Content starts

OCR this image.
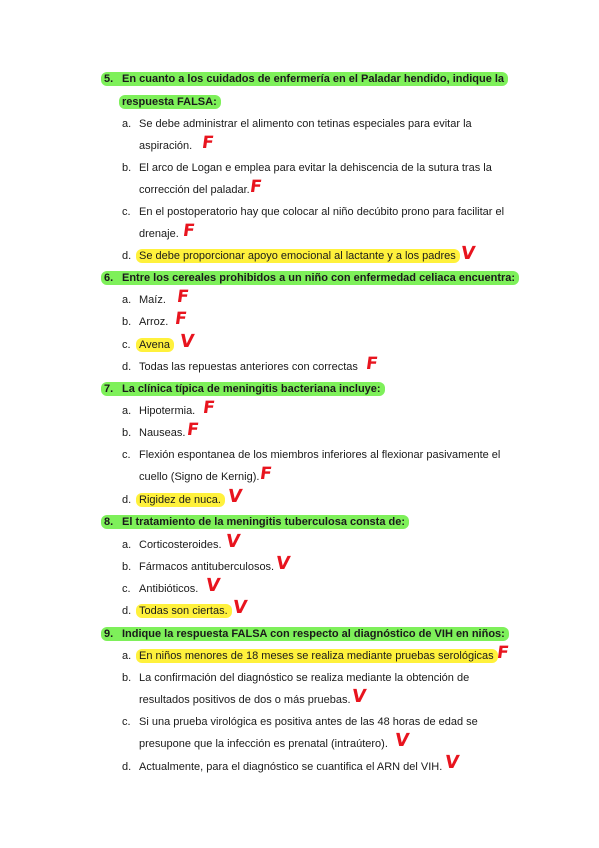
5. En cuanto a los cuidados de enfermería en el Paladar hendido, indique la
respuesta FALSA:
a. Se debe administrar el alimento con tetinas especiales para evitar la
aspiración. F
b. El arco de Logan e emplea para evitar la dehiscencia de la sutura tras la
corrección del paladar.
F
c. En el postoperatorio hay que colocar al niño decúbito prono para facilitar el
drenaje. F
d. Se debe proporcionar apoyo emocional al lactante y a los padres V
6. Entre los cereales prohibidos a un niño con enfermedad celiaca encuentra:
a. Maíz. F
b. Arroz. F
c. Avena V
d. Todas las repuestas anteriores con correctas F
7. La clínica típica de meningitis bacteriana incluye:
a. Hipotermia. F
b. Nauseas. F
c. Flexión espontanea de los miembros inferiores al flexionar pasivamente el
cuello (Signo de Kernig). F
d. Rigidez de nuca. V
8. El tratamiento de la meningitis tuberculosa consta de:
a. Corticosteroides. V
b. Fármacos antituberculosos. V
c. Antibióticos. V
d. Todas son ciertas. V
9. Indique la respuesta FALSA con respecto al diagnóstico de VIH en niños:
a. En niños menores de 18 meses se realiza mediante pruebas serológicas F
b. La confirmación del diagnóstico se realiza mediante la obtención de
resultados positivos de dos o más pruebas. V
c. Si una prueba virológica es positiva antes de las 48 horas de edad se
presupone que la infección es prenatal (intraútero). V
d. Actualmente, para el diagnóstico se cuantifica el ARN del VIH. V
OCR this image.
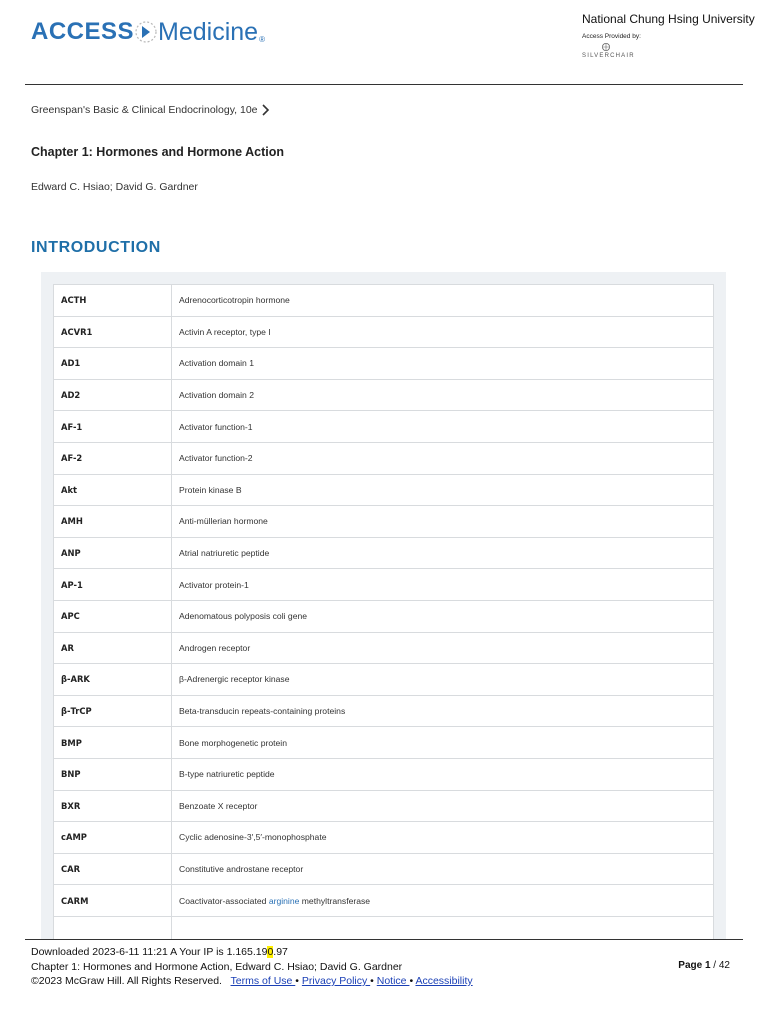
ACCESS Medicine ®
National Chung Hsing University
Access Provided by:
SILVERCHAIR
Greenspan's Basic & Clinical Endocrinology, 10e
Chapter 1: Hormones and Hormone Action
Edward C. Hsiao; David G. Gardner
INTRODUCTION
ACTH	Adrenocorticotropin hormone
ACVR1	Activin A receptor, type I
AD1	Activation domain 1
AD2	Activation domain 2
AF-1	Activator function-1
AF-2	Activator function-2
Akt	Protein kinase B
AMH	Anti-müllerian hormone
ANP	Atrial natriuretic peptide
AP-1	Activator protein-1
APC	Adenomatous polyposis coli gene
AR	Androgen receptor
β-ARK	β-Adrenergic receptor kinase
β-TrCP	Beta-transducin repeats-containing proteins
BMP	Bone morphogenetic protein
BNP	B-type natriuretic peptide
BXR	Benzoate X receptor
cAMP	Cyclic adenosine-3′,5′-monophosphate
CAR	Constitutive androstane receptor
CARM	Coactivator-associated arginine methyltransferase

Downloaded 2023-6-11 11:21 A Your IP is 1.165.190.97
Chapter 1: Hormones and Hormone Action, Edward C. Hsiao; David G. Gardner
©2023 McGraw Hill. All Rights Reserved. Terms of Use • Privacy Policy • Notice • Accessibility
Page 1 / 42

Content ends

## [Work required]
Some lines of the data above may hold the word "Hsiao"; report how many do, and nothing else.

## [Completed exercise]
2